══ Listing

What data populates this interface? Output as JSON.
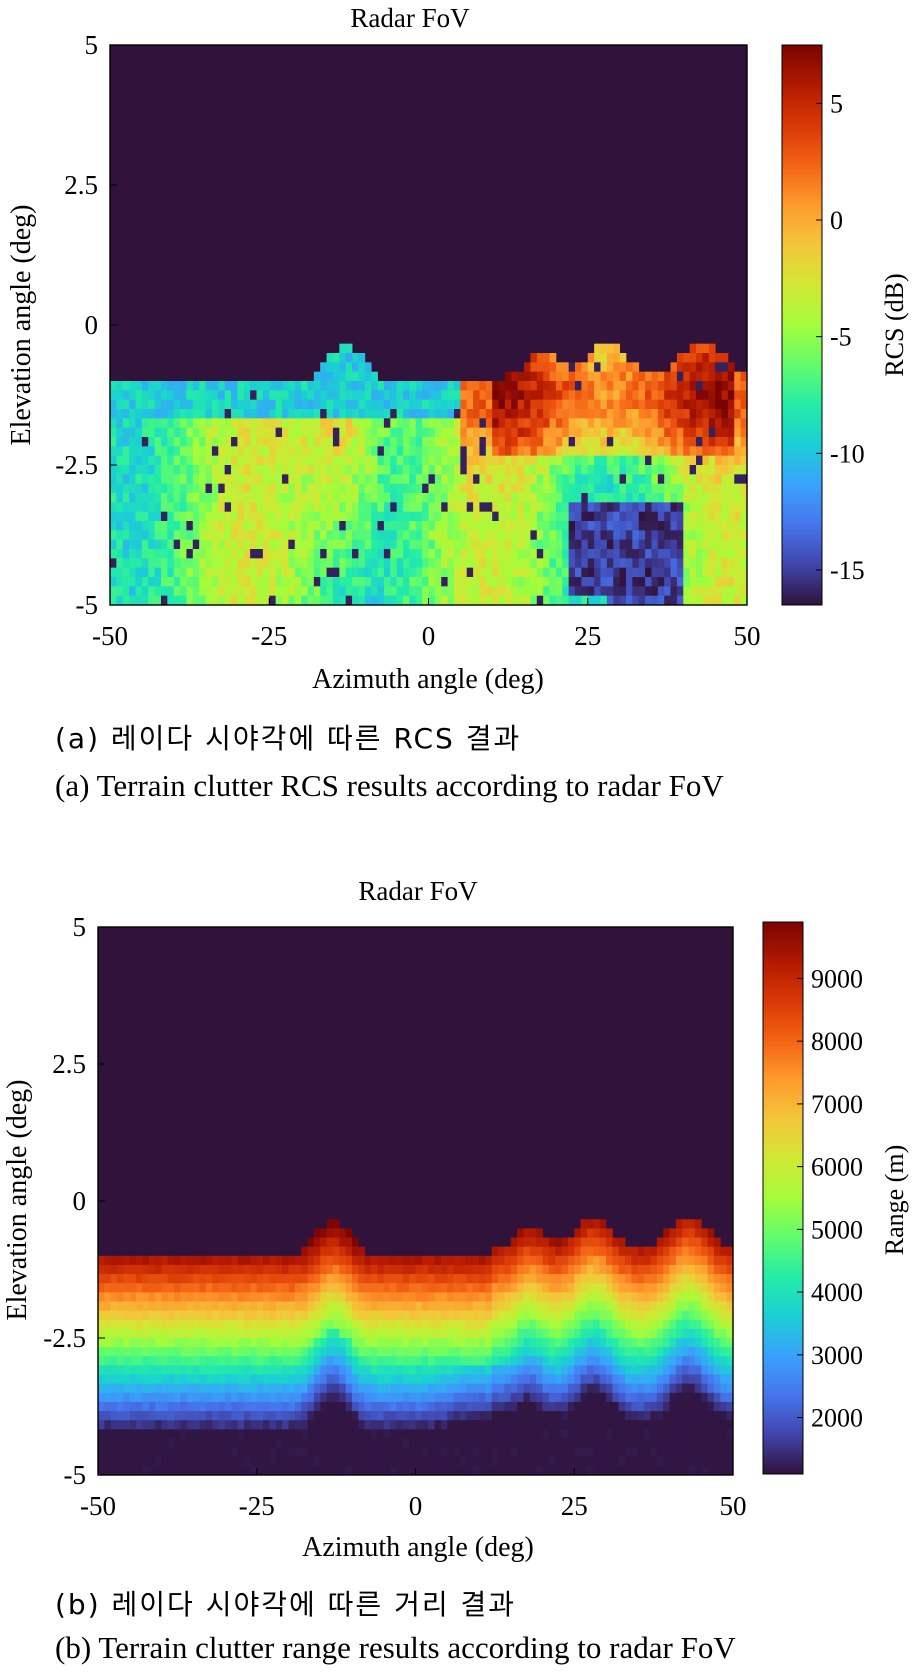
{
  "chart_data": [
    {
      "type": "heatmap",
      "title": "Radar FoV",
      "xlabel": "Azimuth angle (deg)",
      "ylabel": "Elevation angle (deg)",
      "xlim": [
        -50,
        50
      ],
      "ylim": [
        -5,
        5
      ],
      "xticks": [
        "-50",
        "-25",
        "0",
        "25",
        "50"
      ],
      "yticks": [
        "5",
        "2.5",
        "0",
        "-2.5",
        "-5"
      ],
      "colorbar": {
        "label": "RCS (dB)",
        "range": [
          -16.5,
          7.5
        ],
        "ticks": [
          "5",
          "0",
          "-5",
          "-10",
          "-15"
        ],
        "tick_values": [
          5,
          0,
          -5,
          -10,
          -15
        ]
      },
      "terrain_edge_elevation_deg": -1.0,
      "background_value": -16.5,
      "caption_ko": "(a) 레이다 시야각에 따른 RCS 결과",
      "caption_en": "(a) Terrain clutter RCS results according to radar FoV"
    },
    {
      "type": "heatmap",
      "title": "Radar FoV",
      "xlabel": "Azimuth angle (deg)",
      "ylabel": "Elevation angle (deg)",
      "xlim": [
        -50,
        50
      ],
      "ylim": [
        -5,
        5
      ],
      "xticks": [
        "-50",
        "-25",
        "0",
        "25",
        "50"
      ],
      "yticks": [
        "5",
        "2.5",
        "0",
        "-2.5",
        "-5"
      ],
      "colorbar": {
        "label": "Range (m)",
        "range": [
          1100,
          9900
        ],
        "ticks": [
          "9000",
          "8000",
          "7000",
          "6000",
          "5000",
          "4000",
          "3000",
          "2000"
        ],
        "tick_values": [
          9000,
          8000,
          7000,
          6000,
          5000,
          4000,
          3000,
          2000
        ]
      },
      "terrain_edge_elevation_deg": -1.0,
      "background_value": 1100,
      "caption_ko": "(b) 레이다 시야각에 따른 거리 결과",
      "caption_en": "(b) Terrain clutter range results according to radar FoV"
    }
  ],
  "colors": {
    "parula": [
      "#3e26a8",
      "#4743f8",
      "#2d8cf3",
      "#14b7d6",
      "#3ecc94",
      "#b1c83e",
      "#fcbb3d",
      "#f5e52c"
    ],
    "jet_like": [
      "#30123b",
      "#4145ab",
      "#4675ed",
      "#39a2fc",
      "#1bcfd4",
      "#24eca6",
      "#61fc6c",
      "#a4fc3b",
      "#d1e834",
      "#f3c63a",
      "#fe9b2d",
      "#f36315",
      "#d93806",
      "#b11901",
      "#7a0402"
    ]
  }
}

════
══ Listing

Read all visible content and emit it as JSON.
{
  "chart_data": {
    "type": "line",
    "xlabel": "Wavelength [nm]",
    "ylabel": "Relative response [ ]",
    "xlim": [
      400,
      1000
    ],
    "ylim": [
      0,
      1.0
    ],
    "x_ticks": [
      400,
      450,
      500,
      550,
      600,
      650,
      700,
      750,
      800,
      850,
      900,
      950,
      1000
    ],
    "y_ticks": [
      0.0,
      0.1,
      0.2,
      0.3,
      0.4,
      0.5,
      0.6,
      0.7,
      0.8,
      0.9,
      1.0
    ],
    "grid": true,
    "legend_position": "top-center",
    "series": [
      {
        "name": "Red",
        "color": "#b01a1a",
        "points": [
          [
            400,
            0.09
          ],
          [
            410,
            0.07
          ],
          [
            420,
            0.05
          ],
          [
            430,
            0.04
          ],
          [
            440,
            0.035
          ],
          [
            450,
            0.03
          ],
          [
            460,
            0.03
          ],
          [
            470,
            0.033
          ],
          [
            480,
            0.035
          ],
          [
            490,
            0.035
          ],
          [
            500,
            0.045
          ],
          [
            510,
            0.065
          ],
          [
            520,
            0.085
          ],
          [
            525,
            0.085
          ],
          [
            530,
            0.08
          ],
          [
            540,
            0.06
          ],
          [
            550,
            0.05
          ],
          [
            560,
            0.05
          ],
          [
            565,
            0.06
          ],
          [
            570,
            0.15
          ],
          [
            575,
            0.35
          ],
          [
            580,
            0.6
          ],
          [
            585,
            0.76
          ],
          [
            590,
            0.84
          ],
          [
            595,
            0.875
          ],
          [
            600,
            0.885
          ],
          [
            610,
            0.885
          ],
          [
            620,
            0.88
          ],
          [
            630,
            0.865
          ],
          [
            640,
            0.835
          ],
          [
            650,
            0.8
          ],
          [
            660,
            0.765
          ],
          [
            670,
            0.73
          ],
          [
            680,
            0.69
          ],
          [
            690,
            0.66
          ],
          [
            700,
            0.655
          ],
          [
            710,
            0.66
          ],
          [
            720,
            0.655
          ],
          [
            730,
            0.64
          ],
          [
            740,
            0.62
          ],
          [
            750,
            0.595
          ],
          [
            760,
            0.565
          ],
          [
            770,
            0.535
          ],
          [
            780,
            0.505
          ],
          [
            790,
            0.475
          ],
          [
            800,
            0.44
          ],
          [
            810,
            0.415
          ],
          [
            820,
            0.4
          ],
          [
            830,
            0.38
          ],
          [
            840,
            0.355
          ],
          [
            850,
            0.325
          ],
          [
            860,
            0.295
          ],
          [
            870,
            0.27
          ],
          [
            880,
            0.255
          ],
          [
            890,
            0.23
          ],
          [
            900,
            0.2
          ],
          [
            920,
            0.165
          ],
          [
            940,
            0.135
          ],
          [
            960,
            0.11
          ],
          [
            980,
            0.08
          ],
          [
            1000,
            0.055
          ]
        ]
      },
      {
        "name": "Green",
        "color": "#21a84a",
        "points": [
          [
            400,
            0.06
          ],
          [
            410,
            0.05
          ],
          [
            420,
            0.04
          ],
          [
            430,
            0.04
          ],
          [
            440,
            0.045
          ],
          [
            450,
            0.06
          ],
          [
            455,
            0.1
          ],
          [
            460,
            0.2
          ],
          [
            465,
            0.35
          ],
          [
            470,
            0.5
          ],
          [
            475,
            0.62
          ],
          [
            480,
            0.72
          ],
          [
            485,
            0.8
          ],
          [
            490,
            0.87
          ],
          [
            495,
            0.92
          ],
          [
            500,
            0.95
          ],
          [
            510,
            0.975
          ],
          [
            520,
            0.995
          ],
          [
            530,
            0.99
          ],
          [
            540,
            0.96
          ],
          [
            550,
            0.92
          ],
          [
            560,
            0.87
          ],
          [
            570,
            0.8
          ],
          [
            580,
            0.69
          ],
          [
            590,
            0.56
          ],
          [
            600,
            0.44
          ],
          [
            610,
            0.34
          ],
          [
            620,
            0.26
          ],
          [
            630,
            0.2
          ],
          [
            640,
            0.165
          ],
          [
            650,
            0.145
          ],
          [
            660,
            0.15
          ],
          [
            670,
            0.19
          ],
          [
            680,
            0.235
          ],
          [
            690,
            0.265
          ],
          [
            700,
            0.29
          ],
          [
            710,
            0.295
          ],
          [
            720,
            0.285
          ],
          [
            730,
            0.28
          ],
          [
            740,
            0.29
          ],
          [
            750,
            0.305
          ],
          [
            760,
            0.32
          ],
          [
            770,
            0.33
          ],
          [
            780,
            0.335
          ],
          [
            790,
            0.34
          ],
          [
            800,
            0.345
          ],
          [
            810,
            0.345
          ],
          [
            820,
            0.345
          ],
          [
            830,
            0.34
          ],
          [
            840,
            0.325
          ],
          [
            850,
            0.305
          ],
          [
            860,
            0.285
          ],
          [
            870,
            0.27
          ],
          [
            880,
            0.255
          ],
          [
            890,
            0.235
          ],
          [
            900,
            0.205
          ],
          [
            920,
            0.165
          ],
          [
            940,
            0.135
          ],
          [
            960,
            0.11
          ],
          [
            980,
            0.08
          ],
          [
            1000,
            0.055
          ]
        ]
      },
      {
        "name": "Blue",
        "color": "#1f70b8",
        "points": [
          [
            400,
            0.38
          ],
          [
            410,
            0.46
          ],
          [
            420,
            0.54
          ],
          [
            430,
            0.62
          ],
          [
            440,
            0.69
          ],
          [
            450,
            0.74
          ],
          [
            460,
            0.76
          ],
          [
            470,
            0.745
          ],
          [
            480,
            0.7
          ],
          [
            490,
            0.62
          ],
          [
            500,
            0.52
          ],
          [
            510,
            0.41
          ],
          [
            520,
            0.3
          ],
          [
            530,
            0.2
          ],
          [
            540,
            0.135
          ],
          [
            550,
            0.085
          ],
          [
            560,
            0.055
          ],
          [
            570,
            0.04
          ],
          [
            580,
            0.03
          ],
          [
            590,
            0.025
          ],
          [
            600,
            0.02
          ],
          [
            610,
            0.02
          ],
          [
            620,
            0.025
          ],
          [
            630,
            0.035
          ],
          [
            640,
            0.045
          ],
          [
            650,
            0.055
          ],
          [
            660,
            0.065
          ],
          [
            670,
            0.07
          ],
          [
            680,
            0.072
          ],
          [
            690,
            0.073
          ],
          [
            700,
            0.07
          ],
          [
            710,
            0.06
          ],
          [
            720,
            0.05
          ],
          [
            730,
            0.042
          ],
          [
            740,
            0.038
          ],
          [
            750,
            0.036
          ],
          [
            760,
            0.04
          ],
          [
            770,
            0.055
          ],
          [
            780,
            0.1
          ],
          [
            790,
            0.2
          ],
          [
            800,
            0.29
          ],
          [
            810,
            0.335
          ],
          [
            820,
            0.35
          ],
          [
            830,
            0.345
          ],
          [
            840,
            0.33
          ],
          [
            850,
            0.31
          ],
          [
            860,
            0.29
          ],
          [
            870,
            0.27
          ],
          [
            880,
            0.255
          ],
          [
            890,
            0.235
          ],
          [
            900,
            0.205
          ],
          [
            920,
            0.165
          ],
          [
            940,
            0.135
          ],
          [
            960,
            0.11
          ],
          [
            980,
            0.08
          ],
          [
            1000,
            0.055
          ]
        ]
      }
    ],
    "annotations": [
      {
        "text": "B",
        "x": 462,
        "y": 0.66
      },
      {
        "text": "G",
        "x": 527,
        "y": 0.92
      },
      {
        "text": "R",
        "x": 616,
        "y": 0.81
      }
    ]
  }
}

════
══ Listing

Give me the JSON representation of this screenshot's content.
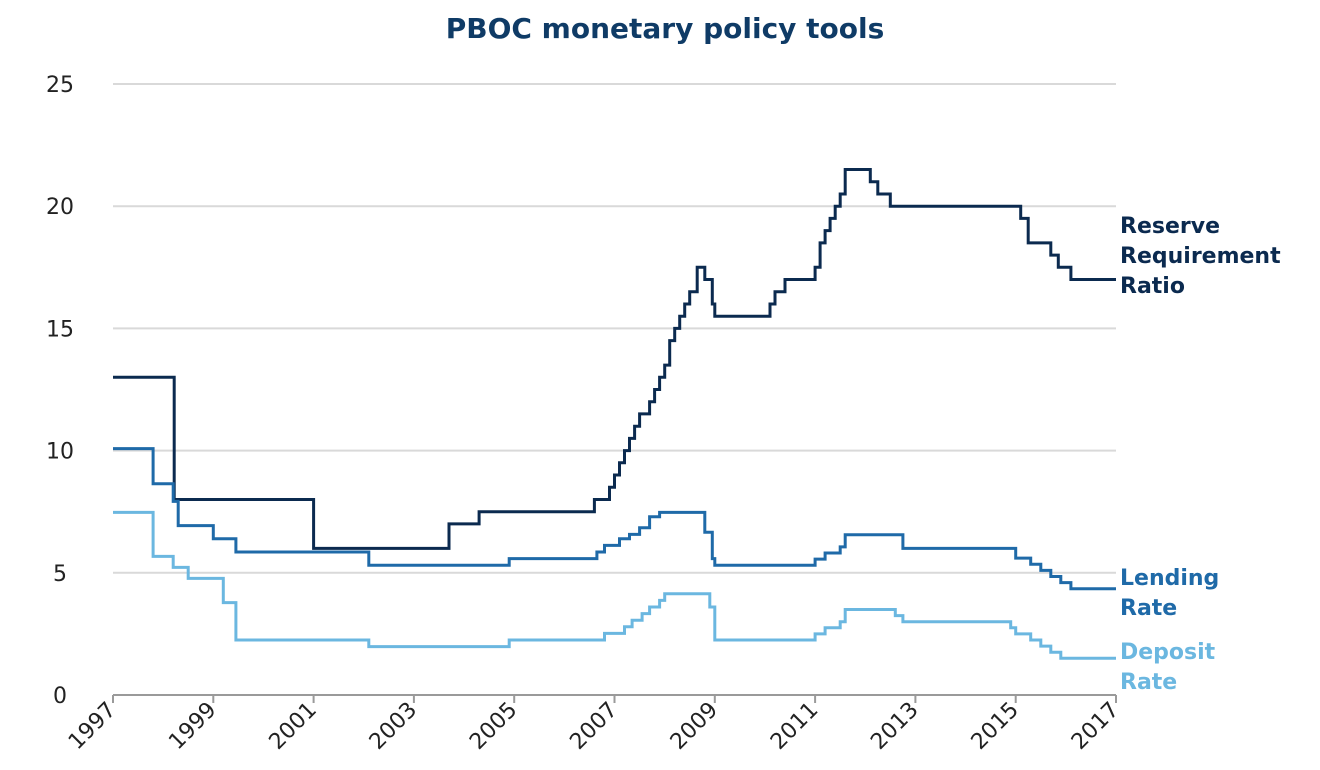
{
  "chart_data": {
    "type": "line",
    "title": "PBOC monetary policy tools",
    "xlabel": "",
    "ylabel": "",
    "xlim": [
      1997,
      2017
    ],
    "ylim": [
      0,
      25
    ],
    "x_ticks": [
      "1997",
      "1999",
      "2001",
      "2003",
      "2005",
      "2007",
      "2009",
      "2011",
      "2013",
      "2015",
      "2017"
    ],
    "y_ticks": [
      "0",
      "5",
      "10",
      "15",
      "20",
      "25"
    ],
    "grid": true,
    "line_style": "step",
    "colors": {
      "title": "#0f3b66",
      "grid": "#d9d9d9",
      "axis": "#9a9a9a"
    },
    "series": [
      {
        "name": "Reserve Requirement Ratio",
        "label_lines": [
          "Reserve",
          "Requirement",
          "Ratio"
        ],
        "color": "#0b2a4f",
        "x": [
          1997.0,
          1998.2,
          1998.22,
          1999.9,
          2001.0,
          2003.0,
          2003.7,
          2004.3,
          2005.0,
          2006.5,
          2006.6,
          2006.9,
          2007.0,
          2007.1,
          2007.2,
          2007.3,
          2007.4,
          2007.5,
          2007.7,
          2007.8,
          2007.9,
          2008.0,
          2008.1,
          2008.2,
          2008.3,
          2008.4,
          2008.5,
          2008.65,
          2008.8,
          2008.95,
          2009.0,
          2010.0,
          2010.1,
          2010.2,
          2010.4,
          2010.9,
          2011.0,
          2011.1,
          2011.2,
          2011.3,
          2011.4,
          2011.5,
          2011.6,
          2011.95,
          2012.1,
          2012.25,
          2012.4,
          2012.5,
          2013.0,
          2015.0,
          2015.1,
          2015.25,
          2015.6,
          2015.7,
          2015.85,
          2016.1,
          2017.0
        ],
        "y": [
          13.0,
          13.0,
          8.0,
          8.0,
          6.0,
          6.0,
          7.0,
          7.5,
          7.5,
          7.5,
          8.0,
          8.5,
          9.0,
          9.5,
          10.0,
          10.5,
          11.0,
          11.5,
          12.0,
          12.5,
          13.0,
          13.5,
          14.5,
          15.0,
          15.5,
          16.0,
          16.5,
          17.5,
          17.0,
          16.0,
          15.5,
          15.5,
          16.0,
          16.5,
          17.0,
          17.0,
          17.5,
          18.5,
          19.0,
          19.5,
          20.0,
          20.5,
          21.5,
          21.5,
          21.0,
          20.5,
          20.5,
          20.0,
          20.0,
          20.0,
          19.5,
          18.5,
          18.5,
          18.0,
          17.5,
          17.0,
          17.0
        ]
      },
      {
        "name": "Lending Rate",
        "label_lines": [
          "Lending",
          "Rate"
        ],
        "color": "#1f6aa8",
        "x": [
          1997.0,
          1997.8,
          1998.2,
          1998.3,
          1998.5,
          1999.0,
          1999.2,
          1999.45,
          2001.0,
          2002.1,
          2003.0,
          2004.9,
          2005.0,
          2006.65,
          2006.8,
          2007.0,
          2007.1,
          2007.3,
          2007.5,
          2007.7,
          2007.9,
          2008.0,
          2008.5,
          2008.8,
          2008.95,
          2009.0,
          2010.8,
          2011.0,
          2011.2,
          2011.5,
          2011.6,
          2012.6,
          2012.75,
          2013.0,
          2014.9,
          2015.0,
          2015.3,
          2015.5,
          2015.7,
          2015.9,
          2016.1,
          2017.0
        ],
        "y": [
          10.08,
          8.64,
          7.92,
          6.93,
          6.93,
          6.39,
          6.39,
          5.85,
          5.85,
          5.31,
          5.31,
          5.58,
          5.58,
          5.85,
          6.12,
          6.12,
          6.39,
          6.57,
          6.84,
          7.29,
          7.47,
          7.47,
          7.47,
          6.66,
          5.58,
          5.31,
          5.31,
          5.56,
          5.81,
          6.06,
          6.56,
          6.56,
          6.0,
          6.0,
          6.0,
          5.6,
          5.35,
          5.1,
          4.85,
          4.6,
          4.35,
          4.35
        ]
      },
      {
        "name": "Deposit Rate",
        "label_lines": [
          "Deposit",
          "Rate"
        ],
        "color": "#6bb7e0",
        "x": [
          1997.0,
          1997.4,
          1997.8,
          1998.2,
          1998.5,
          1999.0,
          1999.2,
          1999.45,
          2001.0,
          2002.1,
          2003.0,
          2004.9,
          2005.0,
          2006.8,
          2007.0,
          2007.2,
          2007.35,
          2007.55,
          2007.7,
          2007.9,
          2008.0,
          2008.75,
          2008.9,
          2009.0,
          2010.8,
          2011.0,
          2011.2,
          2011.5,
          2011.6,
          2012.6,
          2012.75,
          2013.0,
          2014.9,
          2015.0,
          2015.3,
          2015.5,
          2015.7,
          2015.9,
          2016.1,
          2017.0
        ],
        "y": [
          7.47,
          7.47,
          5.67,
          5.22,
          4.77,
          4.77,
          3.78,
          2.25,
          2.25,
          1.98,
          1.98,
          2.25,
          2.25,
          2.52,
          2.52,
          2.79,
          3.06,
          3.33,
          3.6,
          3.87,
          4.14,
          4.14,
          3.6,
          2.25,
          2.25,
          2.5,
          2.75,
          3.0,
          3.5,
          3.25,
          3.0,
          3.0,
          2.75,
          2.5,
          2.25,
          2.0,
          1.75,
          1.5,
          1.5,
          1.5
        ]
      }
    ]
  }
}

════

» The request: Gather each line that holds "Rate".

» Result of this exercise:
        "name": "Lending Rate",
          "Rate"
        "name": "Deposit Rate",
          "Rate"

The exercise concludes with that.